Data shown –
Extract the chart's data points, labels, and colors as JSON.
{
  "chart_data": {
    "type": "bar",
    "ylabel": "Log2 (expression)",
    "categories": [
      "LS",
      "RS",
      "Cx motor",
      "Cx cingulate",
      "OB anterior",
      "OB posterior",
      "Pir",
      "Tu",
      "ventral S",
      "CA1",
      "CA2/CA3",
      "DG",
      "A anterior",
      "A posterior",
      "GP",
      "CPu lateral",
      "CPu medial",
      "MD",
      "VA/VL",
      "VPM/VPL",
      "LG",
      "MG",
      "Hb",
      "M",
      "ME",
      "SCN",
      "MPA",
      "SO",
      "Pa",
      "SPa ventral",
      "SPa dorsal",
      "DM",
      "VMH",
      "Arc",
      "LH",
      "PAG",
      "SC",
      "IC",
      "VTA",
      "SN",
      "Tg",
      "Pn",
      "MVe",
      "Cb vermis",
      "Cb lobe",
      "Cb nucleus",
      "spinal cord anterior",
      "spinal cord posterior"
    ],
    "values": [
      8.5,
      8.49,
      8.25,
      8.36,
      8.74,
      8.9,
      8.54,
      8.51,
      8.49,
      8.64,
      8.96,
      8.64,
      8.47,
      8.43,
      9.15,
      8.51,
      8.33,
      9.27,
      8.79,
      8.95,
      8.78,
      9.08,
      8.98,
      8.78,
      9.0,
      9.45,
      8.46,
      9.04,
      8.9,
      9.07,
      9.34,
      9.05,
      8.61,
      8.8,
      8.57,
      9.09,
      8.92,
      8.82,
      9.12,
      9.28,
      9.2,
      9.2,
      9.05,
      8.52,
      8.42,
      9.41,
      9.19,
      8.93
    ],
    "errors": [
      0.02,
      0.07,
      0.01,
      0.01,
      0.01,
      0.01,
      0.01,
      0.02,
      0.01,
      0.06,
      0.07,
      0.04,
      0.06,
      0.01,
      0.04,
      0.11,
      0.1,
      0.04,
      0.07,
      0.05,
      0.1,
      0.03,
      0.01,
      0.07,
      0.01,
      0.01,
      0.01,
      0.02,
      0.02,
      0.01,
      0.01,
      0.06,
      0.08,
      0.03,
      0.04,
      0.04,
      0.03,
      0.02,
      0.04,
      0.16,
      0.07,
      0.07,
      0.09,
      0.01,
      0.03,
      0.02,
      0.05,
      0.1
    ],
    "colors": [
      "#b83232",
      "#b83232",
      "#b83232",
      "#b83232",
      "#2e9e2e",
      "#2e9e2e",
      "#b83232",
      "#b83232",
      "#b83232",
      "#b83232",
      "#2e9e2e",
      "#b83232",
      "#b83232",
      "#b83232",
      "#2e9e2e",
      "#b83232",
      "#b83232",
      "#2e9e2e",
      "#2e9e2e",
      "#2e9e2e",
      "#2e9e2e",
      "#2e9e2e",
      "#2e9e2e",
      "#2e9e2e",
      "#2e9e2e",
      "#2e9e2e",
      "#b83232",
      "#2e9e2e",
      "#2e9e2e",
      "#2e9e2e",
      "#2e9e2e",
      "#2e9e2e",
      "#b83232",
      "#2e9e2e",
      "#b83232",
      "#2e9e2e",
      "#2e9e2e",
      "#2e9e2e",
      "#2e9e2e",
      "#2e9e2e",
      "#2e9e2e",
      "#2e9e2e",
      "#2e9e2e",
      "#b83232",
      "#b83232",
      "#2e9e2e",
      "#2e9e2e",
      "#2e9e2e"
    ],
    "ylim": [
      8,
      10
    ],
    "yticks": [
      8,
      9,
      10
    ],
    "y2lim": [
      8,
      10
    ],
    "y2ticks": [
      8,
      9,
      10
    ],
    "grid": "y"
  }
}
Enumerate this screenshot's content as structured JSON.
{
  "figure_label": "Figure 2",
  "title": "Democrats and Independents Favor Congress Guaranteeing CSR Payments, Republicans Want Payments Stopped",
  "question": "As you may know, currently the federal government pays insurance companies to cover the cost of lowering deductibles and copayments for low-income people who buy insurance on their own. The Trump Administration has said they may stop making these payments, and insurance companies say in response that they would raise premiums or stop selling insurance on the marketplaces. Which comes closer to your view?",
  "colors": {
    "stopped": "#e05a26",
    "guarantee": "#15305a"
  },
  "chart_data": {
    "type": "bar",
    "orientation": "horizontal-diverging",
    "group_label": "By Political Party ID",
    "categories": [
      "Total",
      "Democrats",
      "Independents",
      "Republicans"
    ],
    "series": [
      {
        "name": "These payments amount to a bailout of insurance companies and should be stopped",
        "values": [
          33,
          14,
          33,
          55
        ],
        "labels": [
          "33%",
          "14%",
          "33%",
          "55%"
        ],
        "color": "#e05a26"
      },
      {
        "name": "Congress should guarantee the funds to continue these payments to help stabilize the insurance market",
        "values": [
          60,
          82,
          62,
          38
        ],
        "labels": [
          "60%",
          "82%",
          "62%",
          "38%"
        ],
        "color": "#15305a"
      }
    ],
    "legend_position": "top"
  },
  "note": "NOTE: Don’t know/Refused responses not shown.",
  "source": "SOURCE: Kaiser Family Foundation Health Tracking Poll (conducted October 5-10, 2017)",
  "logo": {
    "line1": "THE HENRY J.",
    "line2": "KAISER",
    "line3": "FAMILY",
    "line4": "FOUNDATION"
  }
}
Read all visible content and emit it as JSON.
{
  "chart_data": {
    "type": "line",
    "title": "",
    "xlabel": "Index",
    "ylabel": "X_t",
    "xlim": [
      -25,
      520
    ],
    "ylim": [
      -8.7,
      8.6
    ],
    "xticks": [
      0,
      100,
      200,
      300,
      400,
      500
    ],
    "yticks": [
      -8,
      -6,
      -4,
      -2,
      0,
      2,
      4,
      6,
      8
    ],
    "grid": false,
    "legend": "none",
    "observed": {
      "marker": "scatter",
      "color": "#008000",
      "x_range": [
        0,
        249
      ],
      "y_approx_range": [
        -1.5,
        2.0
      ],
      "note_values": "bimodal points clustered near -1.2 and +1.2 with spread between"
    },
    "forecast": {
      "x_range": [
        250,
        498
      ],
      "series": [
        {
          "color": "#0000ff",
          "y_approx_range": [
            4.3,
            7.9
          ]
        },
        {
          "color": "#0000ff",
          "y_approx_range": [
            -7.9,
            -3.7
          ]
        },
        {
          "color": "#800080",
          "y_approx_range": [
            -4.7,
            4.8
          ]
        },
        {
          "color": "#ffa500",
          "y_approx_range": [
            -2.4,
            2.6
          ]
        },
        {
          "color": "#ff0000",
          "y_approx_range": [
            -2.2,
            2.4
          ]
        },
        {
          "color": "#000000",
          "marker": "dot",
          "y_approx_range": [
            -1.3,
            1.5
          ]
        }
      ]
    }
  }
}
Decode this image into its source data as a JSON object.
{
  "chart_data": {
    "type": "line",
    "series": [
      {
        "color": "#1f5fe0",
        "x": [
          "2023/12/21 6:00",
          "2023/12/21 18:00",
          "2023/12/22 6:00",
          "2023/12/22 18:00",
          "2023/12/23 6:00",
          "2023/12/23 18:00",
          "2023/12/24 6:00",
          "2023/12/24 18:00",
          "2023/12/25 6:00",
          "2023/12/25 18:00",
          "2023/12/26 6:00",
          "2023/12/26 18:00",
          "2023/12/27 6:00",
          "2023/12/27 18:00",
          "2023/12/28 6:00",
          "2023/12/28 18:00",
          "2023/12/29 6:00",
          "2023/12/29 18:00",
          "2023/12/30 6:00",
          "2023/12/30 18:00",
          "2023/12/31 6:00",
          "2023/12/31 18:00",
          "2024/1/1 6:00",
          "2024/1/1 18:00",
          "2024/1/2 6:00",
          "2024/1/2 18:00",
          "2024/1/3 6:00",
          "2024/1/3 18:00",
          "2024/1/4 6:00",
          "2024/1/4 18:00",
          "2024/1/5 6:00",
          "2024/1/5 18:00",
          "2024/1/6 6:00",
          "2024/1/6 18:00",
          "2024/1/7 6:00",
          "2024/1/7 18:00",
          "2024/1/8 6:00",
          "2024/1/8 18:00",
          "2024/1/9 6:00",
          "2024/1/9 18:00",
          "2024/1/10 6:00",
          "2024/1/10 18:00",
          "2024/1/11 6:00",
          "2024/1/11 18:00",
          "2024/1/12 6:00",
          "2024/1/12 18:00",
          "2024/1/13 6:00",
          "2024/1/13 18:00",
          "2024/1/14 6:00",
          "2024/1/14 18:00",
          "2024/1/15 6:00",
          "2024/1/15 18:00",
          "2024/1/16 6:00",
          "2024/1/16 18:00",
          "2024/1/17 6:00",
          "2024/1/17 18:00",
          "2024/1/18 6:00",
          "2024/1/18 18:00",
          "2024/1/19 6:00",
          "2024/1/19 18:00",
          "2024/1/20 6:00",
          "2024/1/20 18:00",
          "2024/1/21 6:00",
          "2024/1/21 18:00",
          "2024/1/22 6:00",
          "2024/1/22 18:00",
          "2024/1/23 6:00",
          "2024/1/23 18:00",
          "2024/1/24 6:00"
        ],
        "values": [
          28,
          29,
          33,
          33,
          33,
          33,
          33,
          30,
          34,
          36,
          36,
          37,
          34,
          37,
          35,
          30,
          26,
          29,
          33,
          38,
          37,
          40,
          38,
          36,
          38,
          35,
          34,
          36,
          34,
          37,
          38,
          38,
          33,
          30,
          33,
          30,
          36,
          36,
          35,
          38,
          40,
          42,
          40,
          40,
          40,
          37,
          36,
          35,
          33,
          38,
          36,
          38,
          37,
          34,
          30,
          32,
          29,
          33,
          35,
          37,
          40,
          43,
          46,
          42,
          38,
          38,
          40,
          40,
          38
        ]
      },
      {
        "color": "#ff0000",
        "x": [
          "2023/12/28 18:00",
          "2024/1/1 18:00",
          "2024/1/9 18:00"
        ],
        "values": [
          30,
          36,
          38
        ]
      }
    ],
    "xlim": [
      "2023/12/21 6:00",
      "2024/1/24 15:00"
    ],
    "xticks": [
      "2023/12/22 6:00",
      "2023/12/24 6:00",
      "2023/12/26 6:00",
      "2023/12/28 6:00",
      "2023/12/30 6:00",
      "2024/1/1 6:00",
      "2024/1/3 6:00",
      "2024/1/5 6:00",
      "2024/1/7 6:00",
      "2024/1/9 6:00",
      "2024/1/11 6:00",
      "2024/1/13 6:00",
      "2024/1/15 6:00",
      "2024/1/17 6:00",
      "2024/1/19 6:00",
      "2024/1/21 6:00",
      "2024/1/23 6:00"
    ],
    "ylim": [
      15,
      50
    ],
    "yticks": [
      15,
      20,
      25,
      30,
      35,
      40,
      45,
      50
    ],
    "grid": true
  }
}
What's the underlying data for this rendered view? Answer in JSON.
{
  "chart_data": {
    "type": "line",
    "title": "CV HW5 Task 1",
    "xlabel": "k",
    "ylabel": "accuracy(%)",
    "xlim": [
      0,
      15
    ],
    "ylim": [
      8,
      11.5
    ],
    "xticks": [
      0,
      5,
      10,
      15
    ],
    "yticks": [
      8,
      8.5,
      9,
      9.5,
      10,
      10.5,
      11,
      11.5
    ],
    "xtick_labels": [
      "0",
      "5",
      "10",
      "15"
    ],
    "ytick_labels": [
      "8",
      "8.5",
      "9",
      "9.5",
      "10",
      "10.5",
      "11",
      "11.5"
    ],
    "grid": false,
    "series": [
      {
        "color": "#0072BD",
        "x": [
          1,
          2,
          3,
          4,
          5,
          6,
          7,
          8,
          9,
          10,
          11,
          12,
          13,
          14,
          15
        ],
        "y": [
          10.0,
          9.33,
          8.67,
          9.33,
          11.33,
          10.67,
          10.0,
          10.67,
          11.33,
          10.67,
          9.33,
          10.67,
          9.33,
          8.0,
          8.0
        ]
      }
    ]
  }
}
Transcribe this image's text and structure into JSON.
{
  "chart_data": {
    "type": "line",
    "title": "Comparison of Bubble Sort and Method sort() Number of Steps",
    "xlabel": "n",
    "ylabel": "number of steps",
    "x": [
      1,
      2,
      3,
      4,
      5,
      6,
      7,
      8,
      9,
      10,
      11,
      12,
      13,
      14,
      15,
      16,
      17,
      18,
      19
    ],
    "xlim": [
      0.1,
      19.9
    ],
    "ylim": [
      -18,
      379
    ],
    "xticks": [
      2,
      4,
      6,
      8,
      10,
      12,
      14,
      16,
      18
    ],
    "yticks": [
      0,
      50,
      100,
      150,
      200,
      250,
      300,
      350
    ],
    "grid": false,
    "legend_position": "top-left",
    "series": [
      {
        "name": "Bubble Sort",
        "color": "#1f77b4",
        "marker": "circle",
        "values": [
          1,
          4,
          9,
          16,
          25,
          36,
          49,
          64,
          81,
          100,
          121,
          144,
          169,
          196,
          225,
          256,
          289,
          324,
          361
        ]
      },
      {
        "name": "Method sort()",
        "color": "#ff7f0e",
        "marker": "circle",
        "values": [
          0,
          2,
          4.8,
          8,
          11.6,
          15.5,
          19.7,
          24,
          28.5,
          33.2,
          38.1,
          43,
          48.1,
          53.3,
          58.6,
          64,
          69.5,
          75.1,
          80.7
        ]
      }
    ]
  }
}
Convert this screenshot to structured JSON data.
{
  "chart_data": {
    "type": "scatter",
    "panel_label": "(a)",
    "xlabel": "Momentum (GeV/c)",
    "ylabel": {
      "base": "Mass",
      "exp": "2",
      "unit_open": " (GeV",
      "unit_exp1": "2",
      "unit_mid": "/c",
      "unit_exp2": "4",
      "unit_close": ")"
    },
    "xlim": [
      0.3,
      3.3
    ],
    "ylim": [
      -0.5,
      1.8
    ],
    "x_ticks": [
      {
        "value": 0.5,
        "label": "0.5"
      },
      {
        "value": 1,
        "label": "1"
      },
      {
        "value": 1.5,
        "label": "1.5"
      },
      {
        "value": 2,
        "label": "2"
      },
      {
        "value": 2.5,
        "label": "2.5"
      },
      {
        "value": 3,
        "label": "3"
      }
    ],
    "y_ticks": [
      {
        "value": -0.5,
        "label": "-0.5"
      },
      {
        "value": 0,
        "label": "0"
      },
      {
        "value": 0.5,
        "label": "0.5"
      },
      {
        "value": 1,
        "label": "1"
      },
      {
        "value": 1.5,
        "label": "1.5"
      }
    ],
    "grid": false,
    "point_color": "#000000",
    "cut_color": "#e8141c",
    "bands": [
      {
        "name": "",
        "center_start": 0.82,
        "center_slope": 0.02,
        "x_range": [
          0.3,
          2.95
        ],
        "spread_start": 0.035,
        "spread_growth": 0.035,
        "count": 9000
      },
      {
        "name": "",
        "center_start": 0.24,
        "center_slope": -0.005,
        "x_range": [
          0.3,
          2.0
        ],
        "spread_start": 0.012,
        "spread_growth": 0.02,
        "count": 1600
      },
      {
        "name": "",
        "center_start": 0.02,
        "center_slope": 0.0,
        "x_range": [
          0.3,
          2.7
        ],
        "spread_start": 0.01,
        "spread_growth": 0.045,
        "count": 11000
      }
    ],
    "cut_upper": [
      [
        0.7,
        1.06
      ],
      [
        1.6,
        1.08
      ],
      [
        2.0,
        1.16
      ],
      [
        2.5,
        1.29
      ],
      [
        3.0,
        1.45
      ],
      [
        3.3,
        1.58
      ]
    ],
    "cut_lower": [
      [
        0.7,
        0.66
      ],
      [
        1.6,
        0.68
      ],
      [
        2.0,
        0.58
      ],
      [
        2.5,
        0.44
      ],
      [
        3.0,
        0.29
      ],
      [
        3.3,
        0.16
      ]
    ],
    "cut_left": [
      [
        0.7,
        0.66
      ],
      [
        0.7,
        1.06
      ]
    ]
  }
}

Task requirements –
Look through the data and show every line containing "cord".

Result for this task –
      "spinal cord anterior",
      "spinal cord posterior"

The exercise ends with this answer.